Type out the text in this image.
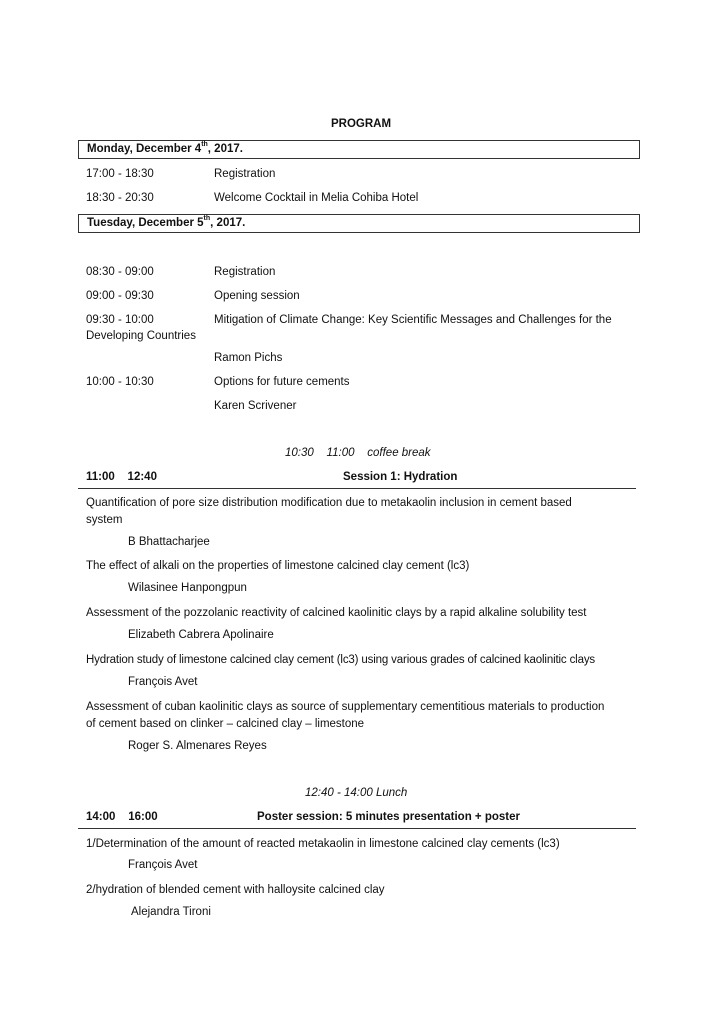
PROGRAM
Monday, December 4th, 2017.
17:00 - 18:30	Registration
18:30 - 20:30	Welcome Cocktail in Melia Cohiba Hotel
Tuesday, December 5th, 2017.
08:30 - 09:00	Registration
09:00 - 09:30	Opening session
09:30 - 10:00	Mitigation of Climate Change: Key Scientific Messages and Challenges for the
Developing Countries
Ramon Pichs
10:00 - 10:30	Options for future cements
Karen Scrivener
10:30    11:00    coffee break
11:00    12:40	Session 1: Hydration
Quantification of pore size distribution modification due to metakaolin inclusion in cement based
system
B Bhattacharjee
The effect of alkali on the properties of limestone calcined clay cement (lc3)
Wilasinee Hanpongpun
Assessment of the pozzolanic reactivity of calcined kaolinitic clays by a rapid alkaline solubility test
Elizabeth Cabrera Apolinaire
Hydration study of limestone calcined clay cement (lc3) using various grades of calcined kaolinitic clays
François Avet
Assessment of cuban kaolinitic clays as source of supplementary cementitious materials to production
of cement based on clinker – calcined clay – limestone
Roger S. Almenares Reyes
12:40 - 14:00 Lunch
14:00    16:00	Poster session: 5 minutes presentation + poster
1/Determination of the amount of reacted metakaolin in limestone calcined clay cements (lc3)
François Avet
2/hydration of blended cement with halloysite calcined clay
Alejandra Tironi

==

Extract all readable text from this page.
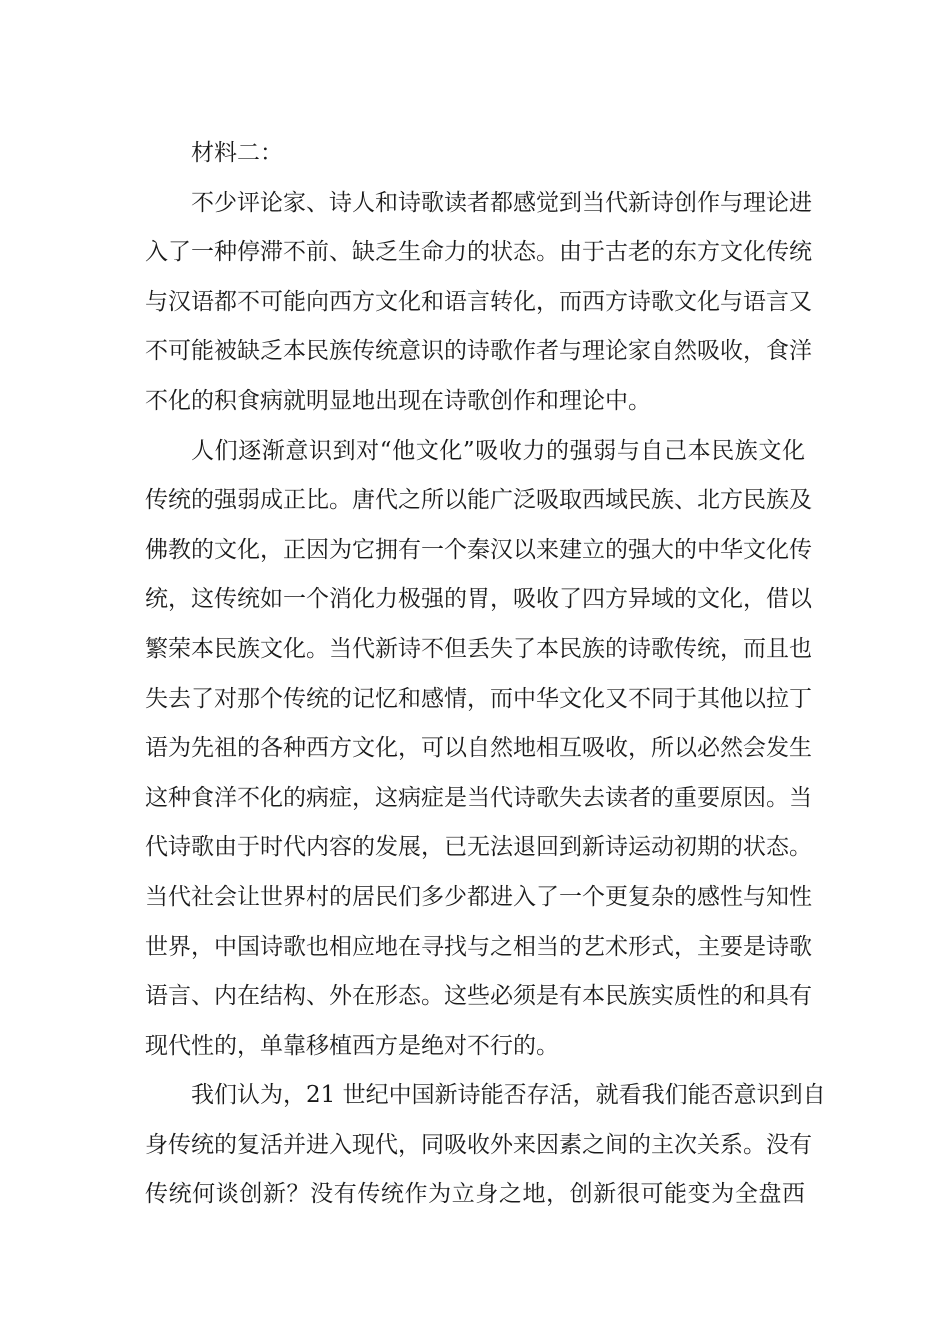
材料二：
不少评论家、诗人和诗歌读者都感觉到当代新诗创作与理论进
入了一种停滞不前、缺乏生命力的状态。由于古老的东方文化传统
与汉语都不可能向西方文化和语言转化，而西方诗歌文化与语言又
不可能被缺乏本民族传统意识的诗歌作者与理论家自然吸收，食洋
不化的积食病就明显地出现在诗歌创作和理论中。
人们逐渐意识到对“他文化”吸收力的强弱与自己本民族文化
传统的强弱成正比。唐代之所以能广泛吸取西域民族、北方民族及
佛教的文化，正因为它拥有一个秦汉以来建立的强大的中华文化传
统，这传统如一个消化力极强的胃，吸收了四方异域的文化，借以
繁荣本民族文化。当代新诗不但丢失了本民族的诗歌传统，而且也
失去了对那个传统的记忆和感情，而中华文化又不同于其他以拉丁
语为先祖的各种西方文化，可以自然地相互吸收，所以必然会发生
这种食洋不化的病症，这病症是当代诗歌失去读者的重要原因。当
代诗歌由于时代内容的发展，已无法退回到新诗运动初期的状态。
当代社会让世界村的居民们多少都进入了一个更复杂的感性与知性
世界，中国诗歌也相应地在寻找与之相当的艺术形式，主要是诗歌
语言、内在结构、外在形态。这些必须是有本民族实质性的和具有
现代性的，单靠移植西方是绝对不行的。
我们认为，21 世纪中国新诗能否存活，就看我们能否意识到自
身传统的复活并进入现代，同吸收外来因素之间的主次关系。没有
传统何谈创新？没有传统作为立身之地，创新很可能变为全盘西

...

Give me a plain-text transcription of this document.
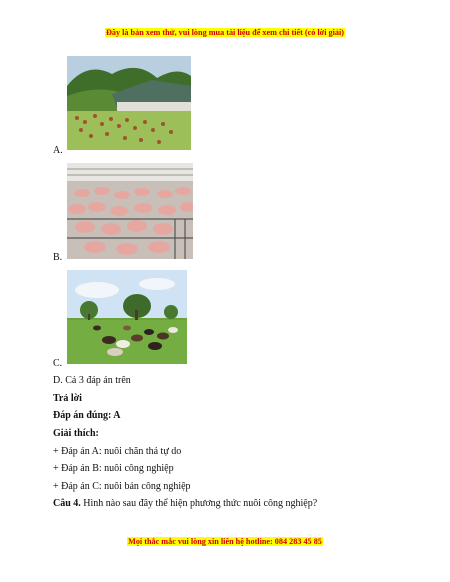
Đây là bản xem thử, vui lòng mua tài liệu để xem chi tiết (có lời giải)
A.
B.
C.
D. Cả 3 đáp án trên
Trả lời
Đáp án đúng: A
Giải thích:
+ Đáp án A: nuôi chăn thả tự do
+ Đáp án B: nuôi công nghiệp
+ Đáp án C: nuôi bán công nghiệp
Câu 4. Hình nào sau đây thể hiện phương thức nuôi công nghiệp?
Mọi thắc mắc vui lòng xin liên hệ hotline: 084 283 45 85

**The exercise:** Pick out every line holding the string "this" and return it.

**Reply:**
Type out the text in this image.
Extract all readable text from this page.
Give me a plain-text transcription of this document.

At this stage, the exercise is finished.